== Problem ==
Pull out every line below containing the word "text".
= = = = =
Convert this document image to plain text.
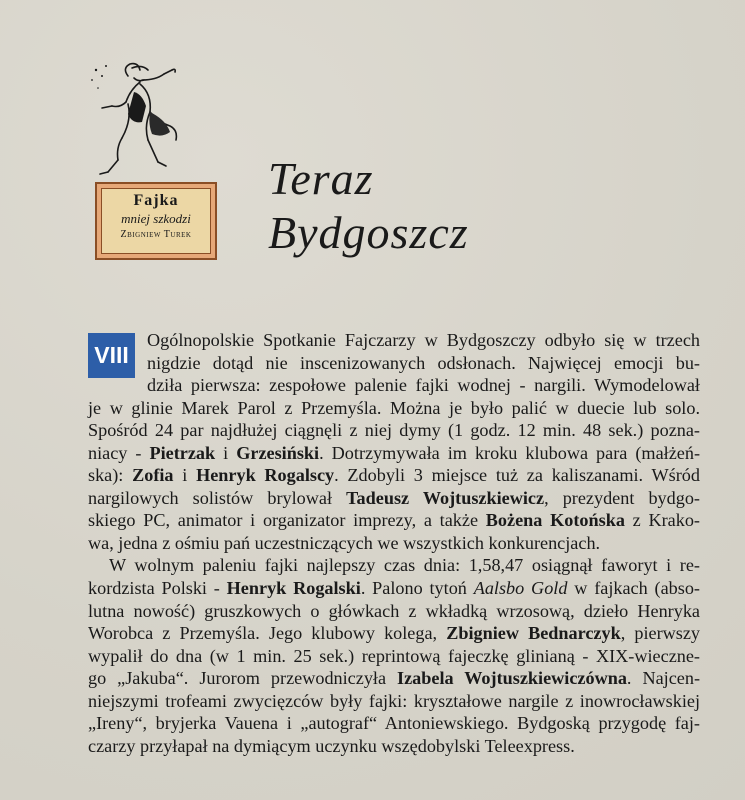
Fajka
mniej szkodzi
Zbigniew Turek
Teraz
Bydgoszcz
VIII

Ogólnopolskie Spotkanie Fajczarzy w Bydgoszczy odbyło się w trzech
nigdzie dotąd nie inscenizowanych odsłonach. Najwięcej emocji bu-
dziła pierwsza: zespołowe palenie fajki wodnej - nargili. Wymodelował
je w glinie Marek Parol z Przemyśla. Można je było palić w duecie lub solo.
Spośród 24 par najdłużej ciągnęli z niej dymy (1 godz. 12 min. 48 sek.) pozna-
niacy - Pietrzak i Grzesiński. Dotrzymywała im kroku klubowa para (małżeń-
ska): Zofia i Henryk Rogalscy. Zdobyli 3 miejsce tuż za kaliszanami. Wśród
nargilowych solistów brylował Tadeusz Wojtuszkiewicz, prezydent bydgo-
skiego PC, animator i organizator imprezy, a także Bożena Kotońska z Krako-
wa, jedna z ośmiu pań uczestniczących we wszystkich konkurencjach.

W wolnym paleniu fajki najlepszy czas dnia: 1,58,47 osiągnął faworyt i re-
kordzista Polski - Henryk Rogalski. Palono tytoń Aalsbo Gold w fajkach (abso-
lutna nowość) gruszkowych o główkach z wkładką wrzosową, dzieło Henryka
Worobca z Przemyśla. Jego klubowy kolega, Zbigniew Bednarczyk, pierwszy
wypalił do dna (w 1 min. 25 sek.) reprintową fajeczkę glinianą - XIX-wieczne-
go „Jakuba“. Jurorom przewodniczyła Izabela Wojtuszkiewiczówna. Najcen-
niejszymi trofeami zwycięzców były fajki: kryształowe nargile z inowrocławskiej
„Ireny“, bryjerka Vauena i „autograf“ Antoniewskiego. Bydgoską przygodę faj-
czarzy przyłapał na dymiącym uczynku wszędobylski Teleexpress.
= = = = =
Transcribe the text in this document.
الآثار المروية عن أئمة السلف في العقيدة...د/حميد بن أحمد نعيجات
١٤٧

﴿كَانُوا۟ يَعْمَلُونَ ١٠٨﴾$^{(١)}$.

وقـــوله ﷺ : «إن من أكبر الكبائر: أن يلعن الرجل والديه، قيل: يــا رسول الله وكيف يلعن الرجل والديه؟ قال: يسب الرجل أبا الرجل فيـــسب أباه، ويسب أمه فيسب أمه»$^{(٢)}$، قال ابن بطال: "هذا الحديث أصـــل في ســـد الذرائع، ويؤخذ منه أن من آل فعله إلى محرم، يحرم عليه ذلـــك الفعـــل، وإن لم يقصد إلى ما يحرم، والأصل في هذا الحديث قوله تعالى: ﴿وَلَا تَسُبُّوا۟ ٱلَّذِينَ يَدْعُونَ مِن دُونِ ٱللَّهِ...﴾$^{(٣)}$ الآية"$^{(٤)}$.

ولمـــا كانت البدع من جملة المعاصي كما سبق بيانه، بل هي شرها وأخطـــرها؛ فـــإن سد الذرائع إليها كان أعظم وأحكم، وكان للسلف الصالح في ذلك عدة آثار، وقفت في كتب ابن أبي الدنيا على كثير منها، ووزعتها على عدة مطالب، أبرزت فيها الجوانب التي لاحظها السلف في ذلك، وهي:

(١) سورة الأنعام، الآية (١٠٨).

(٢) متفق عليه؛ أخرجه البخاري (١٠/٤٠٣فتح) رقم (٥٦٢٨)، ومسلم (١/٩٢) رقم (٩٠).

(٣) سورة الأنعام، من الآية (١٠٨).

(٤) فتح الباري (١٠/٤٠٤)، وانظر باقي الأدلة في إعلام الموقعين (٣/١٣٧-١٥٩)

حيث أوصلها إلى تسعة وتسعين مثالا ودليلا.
= = = = =
== Full answer ==
Convert this document image to plain text.
Transcribe the text in this document.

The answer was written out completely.